>> Start Source passage
A few moments later Carol, the facilities vet tech and person in charge that day, led the woman around the corner toward us.  The woman said, “Oh, are you Doug Bittinger?” but she said my name in a manner that caused me much confusion.  She said it as though it meant something: someone of importance that she was excited to meet.  What unfolded over the next few minutes was astounding.

A man joined us and it turned out these were Marcie and Bob D., who had adopted a dog named Drake almost 5 years ago (Oct 2014). We had fostered Drake.  But, they adopted him from Eleventh Hour Rescue in New Jersey.  What were they doing here in Newport TN?  That’s the astounding part.

They have since moved from their apartment in New Jersey to an acreage in Kentucky and were on their way to Asheville today.  As they drove, they saw a sign indicating that Newport was ahead and Marcie said, “I’m sure Newport is where Eli is from (Drake is now named Eli, after their son’s favorite football player), let’s see if we can find that shelter.”  So they pulled off the interstate and poked around until they found what was, 5 years ago, known as the Newport Animal Shelter.  And they just happened to arrive during the one moment of eternity that Marie and I also happened to be there.

I am not a statistician, but I’m pretty sure the odds of something like this just happening is astronomical!

We remember Drake because he was a particularly bright, well behaved dog, and because he was one of the few dogs who was adopted the same day he arrived at the facility Steele Away Home – Canine Foster and Rescue sent him to.  Marcie has kept in touch over the years by sending occasional photos and updates (something we really appreciate, by the way). They gave us the story behind his rapid adoption and caught us up on their lives and the ways Eli has enriched it. It was wonderful meeting them in person and hearing all about Eli’s new life in the country.

But I’m still marveling at the way our paths crossed, from such distances, at that one place, in that one moment, to form that experience.  God does work in mysterious ways!
>> End Source passage
>> Start Data block
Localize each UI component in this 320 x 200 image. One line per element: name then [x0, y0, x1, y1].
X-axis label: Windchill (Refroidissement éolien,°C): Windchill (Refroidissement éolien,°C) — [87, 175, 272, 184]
>> End Data block
▶ **To be done**
Please state what the dog Drake is now called and whom the new name honors, according to the shelter reunion passage.

▶ **Answer**
He is now named Eli, after Marcie and Bob's son's favorite football player.